Gather, from the listing beneath this task, every line holding the string "title".

— BEGIN INPUT RECORDS —

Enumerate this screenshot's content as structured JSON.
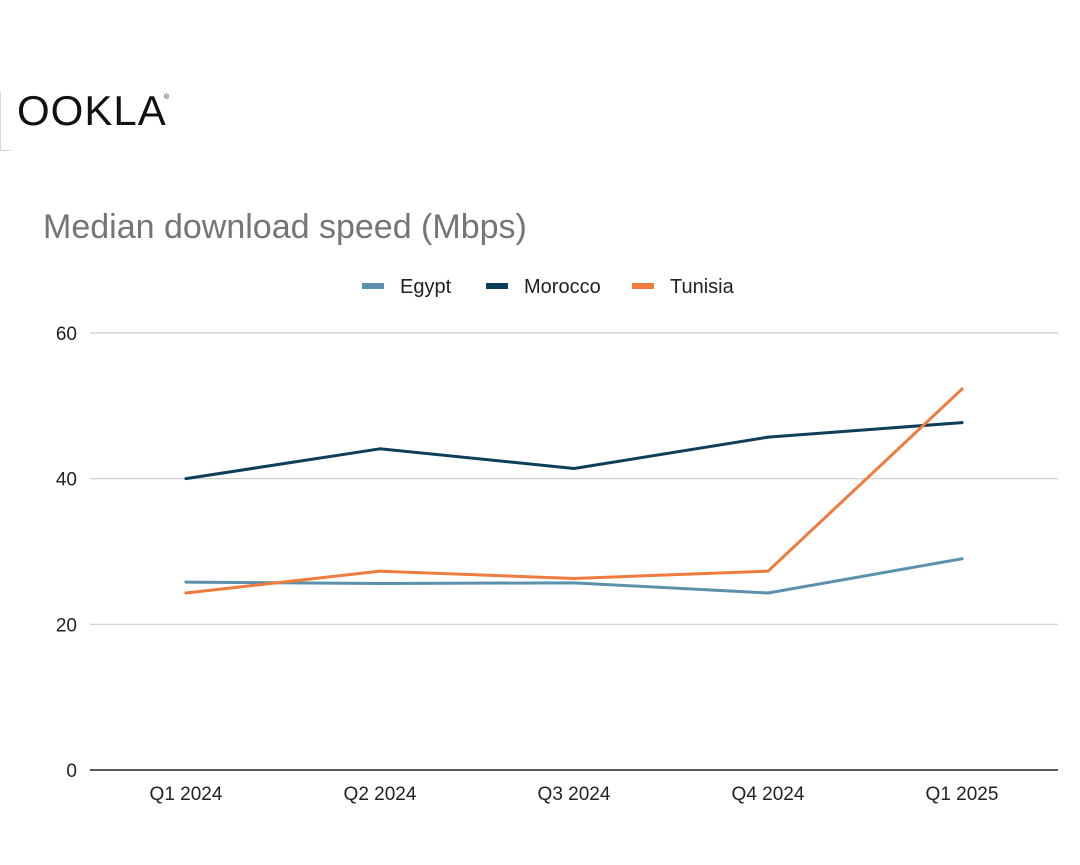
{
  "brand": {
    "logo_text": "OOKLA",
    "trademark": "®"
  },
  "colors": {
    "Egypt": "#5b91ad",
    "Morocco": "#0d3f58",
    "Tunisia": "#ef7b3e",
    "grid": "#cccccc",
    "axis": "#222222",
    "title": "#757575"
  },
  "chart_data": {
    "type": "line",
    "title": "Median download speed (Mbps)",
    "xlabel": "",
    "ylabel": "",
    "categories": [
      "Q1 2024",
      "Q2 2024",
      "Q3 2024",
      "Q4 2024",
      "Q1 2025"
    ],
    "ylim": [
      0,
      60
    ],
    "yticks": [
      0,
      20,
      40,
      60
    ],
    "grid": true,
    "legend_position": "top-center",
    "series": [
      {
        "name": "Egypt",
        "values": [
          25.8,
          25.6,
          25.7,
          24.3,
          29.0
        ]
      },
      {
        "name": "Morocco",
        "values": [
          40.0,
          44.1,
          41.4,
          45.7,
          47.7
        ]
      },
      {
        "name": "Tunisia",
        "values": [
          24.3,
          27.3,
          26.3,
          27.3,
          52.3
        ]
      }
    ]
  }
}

— END INPUT RECORDS —
— BEGIN INPUT RECORDS —

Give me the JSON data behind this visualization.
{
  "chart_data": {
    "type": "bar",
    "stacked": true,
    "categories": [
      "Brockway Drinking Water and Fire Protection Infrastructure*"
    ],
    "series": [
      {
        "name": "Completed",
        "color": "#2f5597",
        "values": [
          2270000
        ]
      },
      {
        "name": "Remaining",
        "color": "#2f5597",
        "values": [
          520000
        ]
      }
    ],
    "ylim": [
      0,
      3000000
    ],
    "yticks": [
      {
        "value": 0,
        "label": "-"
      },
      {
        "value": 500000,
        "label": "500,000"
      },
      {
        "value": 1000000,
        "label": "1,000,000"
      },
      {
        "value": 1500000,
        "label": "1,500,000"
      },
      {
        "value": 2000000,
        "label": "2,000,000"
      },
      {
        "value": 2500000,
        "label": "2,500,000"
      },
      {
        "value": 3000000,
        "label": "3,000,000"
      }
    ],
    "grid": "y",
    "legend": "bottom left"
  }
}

— END INPUT RECORDS —

== ANSWER TO THIS PROBLEM ==
    "title": "#757575"
    "title": "Median download speed (Mbps)",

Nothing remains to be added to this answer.